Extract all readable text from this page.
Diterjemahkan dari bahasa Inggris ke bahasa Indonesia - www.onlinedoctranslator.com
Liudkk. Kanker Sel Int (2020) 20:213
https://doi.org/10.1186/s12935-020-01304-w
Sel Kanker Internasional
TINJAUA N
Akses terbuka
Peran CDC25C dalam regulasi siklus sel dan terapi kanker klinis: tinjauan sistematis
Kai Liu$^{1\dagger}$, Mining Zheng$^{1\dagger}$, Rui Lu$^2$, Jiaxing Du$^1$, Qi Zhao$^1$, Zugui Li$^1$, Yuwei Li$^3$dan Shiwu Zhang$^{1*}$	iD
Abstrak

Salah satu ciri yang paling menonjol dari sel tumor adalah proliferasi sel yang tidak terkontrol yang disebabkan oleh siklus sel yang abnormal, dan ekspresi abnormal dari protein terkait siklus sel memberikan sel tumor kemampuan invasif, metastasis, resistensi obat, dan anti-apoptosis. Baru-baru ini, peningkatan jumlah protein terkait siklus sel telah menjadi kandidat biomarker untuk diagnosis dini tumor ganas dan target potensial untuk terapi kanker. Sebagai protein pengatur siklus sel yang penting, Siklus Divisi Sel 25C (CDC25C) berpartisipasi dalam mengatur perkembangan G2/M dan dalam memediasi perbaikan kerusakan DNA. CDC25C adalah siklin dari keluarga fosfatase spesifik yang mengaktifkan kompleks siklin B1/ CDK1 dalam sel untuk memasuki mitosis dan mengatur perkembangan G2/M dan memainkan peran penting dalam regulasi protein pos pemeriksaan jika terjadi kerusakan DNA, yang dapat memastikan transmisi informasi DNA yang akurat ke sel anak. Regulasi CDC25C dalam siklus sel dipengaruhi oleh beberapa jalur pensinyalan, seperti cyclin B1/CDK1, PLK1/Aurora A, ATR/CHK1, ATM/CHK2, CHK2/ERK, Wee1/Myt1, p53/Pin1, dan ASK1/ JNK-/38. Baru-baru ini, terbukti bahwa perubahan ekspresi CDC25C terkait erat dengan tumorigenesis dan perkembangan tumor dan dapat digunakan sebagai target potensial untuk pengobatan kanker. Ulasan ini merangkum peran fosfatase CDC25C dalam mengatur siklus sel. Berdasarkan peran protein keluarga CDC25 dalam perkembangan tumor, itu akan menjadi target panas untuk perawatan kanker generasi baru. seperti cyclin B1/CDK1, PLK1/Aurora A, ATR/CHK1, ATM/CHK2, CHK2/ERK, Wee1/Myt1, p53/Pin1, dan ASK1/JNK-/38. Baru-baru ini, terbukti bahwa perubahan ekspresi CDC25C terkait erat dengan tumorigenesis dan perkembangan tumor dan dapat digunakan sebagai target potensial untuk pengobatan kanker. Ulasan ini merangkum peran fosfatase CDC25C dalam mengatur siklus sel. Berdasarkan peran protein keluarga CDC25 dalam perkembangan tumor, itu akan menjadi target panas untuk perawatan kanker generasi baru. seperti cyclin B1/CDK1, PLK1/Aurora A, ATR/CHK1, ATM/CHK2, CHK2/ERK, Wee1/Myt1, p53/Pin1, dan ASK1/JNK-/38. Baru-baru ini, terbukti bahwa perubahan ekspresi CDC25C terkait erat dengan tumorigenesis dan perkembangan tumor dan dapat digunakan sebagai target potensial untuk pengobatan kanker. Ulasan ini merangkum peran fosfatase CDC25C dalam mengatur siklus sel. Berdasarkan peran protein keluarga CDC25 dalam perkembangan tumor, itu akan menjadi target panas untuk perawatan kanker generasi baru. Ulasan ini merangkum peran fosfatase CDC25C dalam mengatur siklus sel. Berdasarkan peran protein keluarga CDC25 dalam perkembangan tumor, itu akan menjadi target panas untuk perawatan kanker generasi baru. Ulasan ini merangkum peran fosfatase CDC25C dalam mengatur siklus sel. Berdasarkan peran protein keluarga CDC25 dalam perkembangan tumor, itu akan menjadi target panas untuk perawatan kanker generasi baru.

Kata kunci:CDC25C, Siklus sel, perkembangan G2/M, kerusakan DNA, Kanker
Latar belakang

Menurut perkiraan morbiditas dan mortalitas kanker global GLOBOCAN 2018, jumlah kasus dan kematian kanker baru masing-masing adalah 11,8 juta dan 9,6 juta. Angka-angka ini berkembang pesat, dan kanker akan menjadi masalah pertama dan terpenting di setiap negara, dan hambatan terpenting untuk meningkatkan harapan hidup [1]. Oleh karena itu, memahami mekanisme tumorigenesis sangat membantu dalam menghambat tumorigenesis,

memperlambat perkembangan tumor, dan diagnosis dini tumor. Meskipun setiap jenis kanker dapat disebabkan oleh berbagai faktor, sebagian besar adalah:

## Directions for this task
All of the records are to be reproduced exactly as they were given.

## Exercise response
Extract all readable text from this page.
Diterjemahkan dari bahasa Inggris ke bahasa Indonesia - www.onlinedoctranslator.com
Liudkk. Kanker Sel Int (2020) 20:213
https://doi.org/10.1186/s12935-020-01304-w
Sel Kanker Internasional
TINJAUA N
Akses terbuka
Peran CDC25C dalam regulasi siklus sel dan terapi kanker klinis: tinjauan sistematis
Kai Liu$^{1\dagger}$, Mining Zheng$^{1\dagger}$, Rui Lu$^2$, Jiaxing Du$^1$, Qi Zhao$^1$, Zugui Li$^1$, Yuwei Li$^3$dan Shiwu Zhang$^{1*}$	iD
Abstrak

Salah satu ciri yang paling menonjol dari sel tumor adalah proliferasi sel yang tidak terkontrol yang disebabkan oleh siklus sel yang abnormal, dan ekspresi abnormal dari protein terkait siklus sel memberikan sel tumor kemampuan invasif, metastasis, resistensi obat, dan anti-apoptosis. Baru-baru ini, peningkatan jumlah protein terkait siklus sel telah menjadi kandidat biomarker untuk diagnosis dini tumor ganas dan target potensial untuk terapi kanker. Sebagai protein pengatur siklus sel yang penting, Siklus Divisi Sel 25C (CDC25C) berpartisipasi dalam mengatur perkembangan G2/M dan dalam memediasi perbaikan kerusakan DNA. CDC25C adalah siklin dari keluarga fosfatase spesifik yang mengaktifkan kompleks siklin B1/ CDK1 dalam sel untuk memasuki mitosis dan mengatur perkembangan G2/M dan memainkan peran penting dalam regulasi protein pos pemeriksaan jika terjadi kerusakan DNA, yang dapat memastikan transmisi informasi DNA yang akurat ke sel anak. Regulasi CDC25C dalam siklus sel dipengaruhi oleh beberapa jalur pensinyalan, seperti cyclin B1/CDK1, PLK1/Aurora A, ATR/CHK1, ATM/CHK2, CHK2/ERK, Wee1/Myt1, p53/Pin1, dan ASK1/ JNK-/38. Baru-baru ini, terbukti bahwa perubahan ekspresi CDC25C terkait erat dengan tumorigenesis dan perkembangan tumor dan dapat digunakan sebagai target potensial untuk pengobatan kanker. Ulasan ini merangkum peran fosfatase CDC25C dalam mengatur siklus sel. Berdasarkan peran protein keluarga CDC25 dalam perkembangan tumor, itu akan menjadi target panas untuk perawatan kanker generasi baru. seperti cyclin B1/CDK1, PLK1/Aurora A, ATR/CHK1, ATM/CHK2, CHK2/ERK, Wee1/Myt1, p53/Pin1, dan ASK1/JNK-/38. Baru-baru ini, terbukti bahwa perubahan ekspresi CDC25C terkait erat dengan tumorigenesis dan perkembangan tumor dan dapat digunakan sebagai target potensial untuk pengobatan kanker. Ulasan ini merangkum peran fosfatase CDC25C dalam mengatur siklus sel. Berdasarkan peran protein keluarga CDC25 dalam perkembangan tumor, itu akan menjadi target panas untuk perawatan kanker generasi baru. seperti cyclin B1/CDK1, PLK1/Aurora A, ATR/CHK1, ATM/CHK2, CHK2/ERK, Wee1/Myt1, p53/Pin1, dan ASK1/JNK-/38. Baru-baru ini, terbukti bahwa perubahan ekspresi CDC25C terkait erat dengan tumorigenesis dan perkembangan tumor dan dapat digunakan sebagai target potensial untuk pengobatan kanker. Ulasan ini merangkum peran fosfatase CDC25C dalam mengatur siklus sel. Berdasarkan peran protein keluarga CDC25 dalam perkembangan tumor, itu akan menjadi target panas untuk perawatan kanker generasi baru. Ulasan ini merangkum peran fosfatase CDC25C dalam mengatur siklus sel. Berdasarkan peran protein keluarga CDC25 dalam perkembangan tumor, itu akan menjadi target panas untuk perawatan kanker generasi baru. Ulasan ini merangkum peran fosfatase CDC25C dalam mengatur siklus sel. Berdasarkan peran protein keluarga CDC25 dalam perkembangan tumor, itu akan menjadi target panas untuk perawatan kanker generasi baru.

Kata kunci:CDC25C, Siklus sel, perkembangan G2/M, kerusakan DNA, Kanker
Latar belakang

Menurut perkiraan morbiditas dan mortalitas kanker global GLOBOCAN 2018, jumlah kasus dan kematian kanker baru masing-masing adalah 11,8 juta dan 9,6 juta. Angka-angka ini berkembang pesat, dan kanker akan menjadi masalah pertama dan terpenting di setiap negara, dan hambatan terpenting untuk meningkatkan harapan hidup [1]. Oleh karena itu, memahami mekanisme tumorigenesis sangat membantu dalam menghambat tumorigenesis,

memperlambat perkembangan tumor, dan diagnosis dini tumor. Meskipun setiap jenis kanker dapat disebabkan oleh berbagai faktor, sebagian besar adalah:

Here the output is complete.